▶ [Instructions for the task]
Write the next part of the court report on the disputed arbitration clause, picking up right after its final sentence.

▶ [Text section]
····················

The Respondents contested the applications on three principal grounds. First, they cited a judgment of the Division Bench of the Delhi High Court in Tata Capital Housing Finance Ltd. v. Shri Chand Construction and Apartments Pvt. Ltd., which held a similar arbitration clause invalid due to its lack of mutuality. The Respondents argued that the clause granted a one-sided opt-out right to the lender without extending the same to the borrower, rendering the agreement void.

 

Second, it was submitted that the Applicant had already chosen to proceed under the SARFAESI Act and had taken steps toward enforcement under that regime. The Respondents contended that such an election precluded the Applicant from invoking arbitration, amounting to a waiver of the arbitration right.

 

Third, the Respondents stated that arbitration had already been initiated in 2018, wherein Tata Capital had unilaterally appointed an arbitrator. According to the Respondents, the appointed arbitrator’s mandate had expired in 2019 without any application filed under Section 29-A of the Arbitration and Conciliation Act to extend it. They asserted that the original proceedings had thereby lapsed, and could not be reinstated afresh.

 

The Applicant’s response to the objections was based on jurisprudence from the Supreme Court in MD Frozen Foods Export Pvt. Ltd. v. Hero Fincorp Ltd., wherein the Court upheld the simultaneous pursuit of arbitration and enforcement under the SARFAESI Act. The Applicant asserted that resort to SARFAESI remedies did not negate the viability or subsistence of the arbitration clause.

 

Justice Somasekhar Sundaresan undertook a detailed analysis of the validity and enforceability of the arbitration clause. The Court stated:

"At the threshold, the provision contains an unequivocal agreement between the parties to resolve their disputes and differences by reference to arbitration in Mumbai."

 

The Judge acknowledged that the clause included a provision for unilateral appointment of an arbitrator by the lender (TCSFL), which conflicted with the fundamental requirement for impartial and independent adjudication. However, the Court noted that:

"The Applicant fairly states that in view of this element in the provision; he would leave it to this Court to appoint an arbitrator."

 

Regarding the objection on mutuality, the Court examined the Delhi High Court’s Division Bench judgement in the Tata Capital case. Justice Sundaresan recorded:

"With the deepest respect for the Learned Division Bench of the Delhi High Court, the judgement on the absence of mutuality rendering the arbitration agreement to be illegal has to be read in this context and not in absolute terms."

 

The Court examined the factual matrix of the Tata Capital case, noting that it involved claims by a borrower against a lender for failure to return title deeds after loan repayment. In that case, the lender initially participated in the civil litigation process before seeking to invoke arbitration.

 

Justice Sundaresan observed: "Another means of viewing the matter could be that the lender having filed and won an appeal to secure its right to file a written statement, the lender had waived the right to arbitration."

On the invocation of SARFAESI remedies, the Court cited the Supreme Court’s findings in MD Frozen Foods: "The mere fact that the Applicant initiated proceedings under the SARFAESI Act would not bring to an end the arbitration agreement."

····················

▶ [Dataset excerpt]

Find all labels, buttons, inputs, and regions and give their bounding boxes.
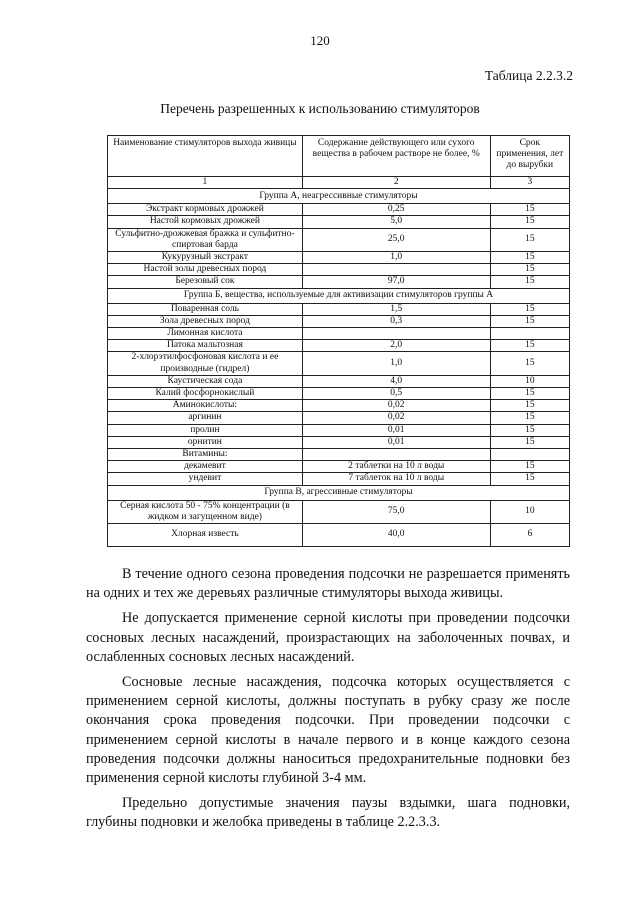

····················

▶ [Answer to the exercise]
Addressing the 2018 arbitration, the Court remarked:

"It is common ground that such arbitration was by a unilaterally appointed arbitrator and therefore, in my opinion, whether such an arbitrator had the power to grant leave to initiate arbitration afresh is moot."

"What would follow is that the lapsing of the mandate was the mandate of an arbitral tribunal that was non est in the eyes of law."

 

The Court also stated that under Section 11(6A) of the Act, the scope of judicial scrutiny is limited to verifying the existence of a valid arbitration agreement: "Even a question of existential substance is a matter that falls squarely in the domain of the arbitral tribunal, in view of Section 16 of the Act."

 

In these circumstances, both these Applications are hereby finally disposed of, in terms of the following order:

 

Mr. Sandeep H. Parikh, a learned advocate of this Court is hereby appointed as the Sole Arbitrator to adjudicate upon the disputes and differences between the parties arising out of and in connection with the Agreement referred to above.

A copy of this Order will be communicated to the Learned Sole Arbitrator by the Advocates for the Applicant within a period of one week from the date on which this order is uploaded on the website of this Court. The Applicant shall provide the contact and communication particulars of the parties to the Arbitral Tribunal along with a copy of this Order.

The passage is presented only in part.